* [What is required]: Among the entries, which lines carry the string "this"? Copy each of them.

* [Raw data]:
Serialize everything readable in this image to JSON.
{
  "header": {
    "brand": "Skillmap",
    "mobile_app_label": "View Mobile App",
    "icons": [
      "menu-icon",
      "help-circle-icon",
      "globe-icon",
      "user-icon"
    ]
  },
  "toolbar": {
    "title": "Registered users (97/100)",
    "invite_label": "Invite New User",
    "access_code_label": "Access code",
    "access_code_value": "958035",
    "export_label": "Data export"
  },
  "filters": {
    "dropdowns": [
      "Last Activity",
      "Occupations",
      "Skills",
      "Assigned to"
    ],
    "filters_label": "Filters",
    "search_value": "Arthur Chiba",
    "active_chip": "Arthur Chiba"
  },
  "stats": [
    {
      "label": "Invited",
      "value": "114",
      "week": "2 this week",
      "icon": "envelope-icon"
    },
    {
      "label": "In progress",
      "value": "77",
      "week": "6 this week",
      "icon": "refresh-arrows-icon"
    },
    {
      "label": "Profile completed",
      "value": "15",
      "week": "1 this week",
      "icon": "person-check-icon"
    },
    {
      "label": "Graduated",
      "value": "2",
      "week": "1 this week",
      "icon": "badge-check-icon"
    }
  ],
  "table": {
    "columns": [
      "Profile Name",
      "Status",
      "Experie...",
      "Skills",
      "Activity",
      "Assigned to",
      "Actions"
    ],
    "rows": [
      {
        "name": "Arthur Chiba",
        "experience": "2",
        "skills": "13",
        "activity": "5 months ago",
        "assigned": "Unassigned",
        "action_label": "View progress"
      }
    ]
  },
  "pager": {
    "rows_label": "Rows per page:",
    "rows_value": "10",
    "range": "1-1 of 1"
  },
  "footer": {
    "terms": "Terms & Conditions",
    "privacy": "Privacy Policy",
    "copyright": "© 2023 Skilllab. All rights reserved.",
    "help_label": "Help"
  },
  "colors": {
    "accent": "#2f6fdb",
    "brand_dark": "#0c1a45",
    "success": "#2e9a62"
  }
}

* [Written reply]:
Serialize everything readable in this image to JSON.
      "week": "2 this week",
      "week": "6 this week",
      "week": "1 this week",
      "week": "1 this week",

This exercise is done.